Please write out the complete listing that follows, exactly as it reads.

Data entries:
** start **

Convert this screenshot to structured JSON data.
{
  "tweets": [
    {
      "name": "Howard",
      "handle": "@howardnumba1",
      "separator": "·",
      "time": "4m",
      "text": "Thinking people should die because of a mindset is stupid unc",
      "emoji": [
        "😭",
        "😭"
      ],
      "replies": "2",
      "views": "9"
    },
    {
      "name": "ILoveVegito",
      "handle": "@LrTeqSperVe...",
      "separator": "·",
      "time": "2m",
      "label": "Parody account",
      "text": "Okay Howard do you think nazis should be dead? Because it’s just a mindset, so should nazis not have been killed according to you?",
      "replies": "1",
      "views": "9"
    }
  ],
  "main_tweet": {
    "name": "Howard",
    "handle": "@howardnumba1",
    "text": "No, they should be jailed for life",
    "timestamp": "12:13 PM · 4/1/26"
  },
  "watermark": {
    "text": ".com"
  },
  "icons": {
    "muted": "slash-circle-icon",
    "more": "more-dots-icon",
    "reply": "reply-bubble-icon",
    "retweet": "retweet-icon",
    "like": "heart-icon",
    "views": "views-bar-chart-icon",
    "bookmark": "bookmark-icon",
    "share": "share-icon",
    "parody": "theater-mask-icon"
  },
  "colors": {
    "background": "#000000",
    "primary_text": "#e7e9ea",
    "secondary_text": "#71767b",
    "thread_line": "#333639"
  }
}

** end **

PROBLEM SOLUTION:
Convert this screenshot to structured JSON data.
{
  "tweets": [
    {
      "name": "Howard",
      "handle": "@howardnumba1",
      "separator": "·",
      "time": "4m",
      "text": "Thinking people should die because of a mindset is stupid unc",
      "emoji": [
        "😭",
        "😭"
      ],
      "replies": "2",
      "views": "9"
    },
    {
      "name": "ILoveVegito",
      "handle": "@LrTeqSperVe...",
      "separator": "·",
      "time": "2m",
      "label": "Parody account",
      "text": "Okay Howard do you think nazis should be dead? Because it’s just a mindset, so should nazis not have been killed according to you?",
      "replies": "1",
      "views": "9"
    }
  ],
  "main_tweet": {
    "name": "Howard",
    "handle": "@howardnumba1",
    "text": "No, they should be jailed for life",
    "timestamp": "12:13 PM · 4/1/26"
  },
  "watermark": {
    "text": ".com"
  },
  "icons": {
    "muted": "slash-circle-icon",
    "more": "more-dots-icon",
    "reply": "reply-bubble-icon",
    "retweet": "retweet-icon",
    "like": "heart-icon",
    "views": "views-bar-chart-icon",
    "bookmark": "bookmark-icon",
    "share": "share-icon",
    "parody": "theater-mask-icon"
  },
  "colors": {
    "background": "#000000",
    "primary_text": "#e7e9ea",
    "secondary_text": "#71767b",
    "thread_line": "#333639"
  }
}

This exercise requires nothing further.